**REQUIREMENT**
Would you repeat the listing exactly but omit every picture?

**INPUT DATA**
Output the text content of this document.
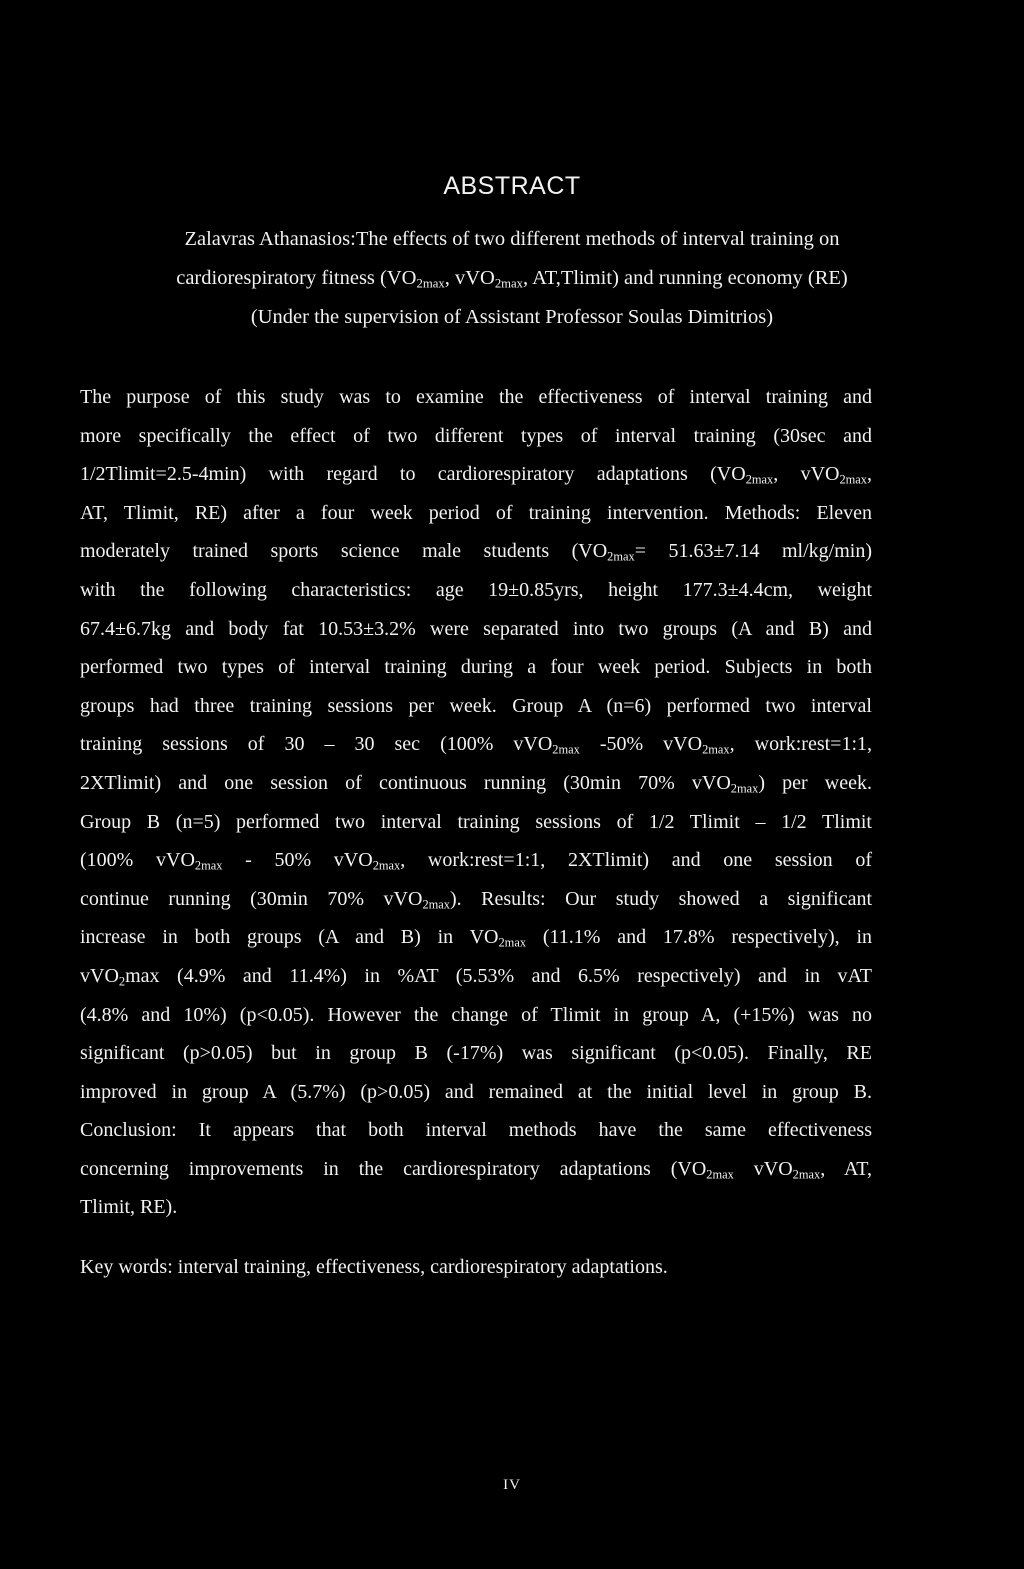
ABSTRACT
Zalavras Athanasios:The effects of two different methods of interval training on
cardiorespiratory fitness ($VO_{2max}$, vVO$_{2max}$, AT,Tlimit) and running economy (RE)
(Under the supervision of Assistant Professor Soulas Dimitrios)
The purpose of this study was to examine the effectiveness of interval training and
more specifically the effect of two different types of interval training (30sec and
1/2Tlimit=2.5-4min) with regard to cardiorespiratory adaptations ($VO_{2max}$, vVO$_{2max}$,
AT, Tlimit, RE) after a four week period of training intervention. Methods: Eleven
moderately trained sports science male students ($VO_{2max}= 51.63\pm 7.14$ ml/kg/min)
with the following characteristics: age 19±0.85yrs, height 177.3±4.4cm, weight
67.4±6.7kg and body fat 10.53±3.2% were separated into two groups (A and B) and
performed two types of interval training during a four week period. Subjects in both
groups had three training sessions per week. Group A (n=6) performed two interval
training sessions of 30 – 30 sec (100% vVO$_{2max}$ -50% vVO$_{2max}$, work:rest=1:1,
2XTlimit) and one session of continuous running (30min 70% vVO$_{2max}$) per week.
Group B (n=5) performed two interval training sessions of 1/2 Tlimit – 1/2 Tlimit
(100% vVO$_{2max}$ - 50% vVO$_{2max}$, work:rest=1:1, 2XTlimit) and one session of
continue running (30min 70% vVO$_{2max}$). Results: Our study showed a significant
increase in both groups (A and B) in $VO_{2max}$ (11.1% and 17.8% respectively), in
vVO$_2$max (4.9% and 11.4%) in %AT (5.53% and 6.5% respectively) and in vAT
(4.8% and 10%) (p<0.05). However the change of Tlimit in group A, (+15%) was no
significant (p>0.05) but in group B (-17%) was significant (p<0.05). Finally, RE
improved in group A (5.7%) (p>0.05) and remained at the initial level in group B.
Conclusion: It appears that both interval methods have the same effectiveness
concerning improvements in the cardiorespiratory adaptations ($VO_{2max}$ vVO$_{2max}$, AT,
Tlimit, RE).
Key words: interval training, effectiveness, cardiorespiratory adaptations.
IV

**ANSWER FOR THE TASK**
Output the text content of this document.
ABSTRACT
Zalavras Athanasios:The effects of two different methods of interval training on
cardiorespiratory fitness ($VO_{2max}$, vVO$_{2max}$, AT,Tlimit) and running economy (RE)
(Under the supervision of Assistant Professor Soulas Dimitrios)
The purpose of this study was to examine the effectiveness of interval training and
more specifically the effect of two different types of interval training (30sec and
1/2Tlimit=2.5-4min) with regard to cardiorespiratory adaptations ($VO_{2max}$, vVO$_{2max}$,
AT, Tlimit, RE) after a four week period of training intervention. Methods: Eleven
moderately trained sports science male students ($VO_{2max}= 51.63\pm 7.14$ ml/kg/min)
with the following characteristics: age 19±0.85yrs, height 177.3±4.4cm, weight
67.4±6.7kg and body fat 10.53±3.2% were separated into two groups (A and B) and
performed two types of interval training during a four week period. Subjects in both
groups had three training sessions per week. Group A (n=6) performed two interval
training sessions of 30 – 30 sec (100% vVO$_{2max}$ -50% vVO$_{2max}$, work:rest=1:1,
2XTlimit) and one session of continuous running (30min 70% vVO$_{2max}$) per week.
Group B (n=5) performed two interval training sessions of 1/2 Tlimit – 1/2 Tlimit
(100% vVO$_{2max}$ - 50% vVO$_{2max}$, work:rest=1:1, 2XTlimit) and one session of
continue running (30min 70% vVO$_{2max}$). Results: Our study showed a significant
increase in both groups (A and B) in $VO_{2max}$ (11.1% and 17.8% respectively), in
vVO$_2$max (4.9% and 11.4%) in %AT (5.53% and 6.5% respectively) and in vAT
(4.8% and 10%) (p<0.05). However the change of Tlimit in group A, (+15%) was no
significant (p>0.05) but in group B (-17%) was significant (p<0.05). Finally, RE
improved in group A (5.7%) (p>0.05) and remained at the initial level in group B.
Conclusion: It appears that both interval methods have the same effectiveness
concerning improvements in the cardiorespiratory adaptations ($VO_{2max}$ vVO$_{2max}$, AT,
Tlimit, RE).
Key words: interval training, effectiveness, cardiorespiratory adaptations.
IV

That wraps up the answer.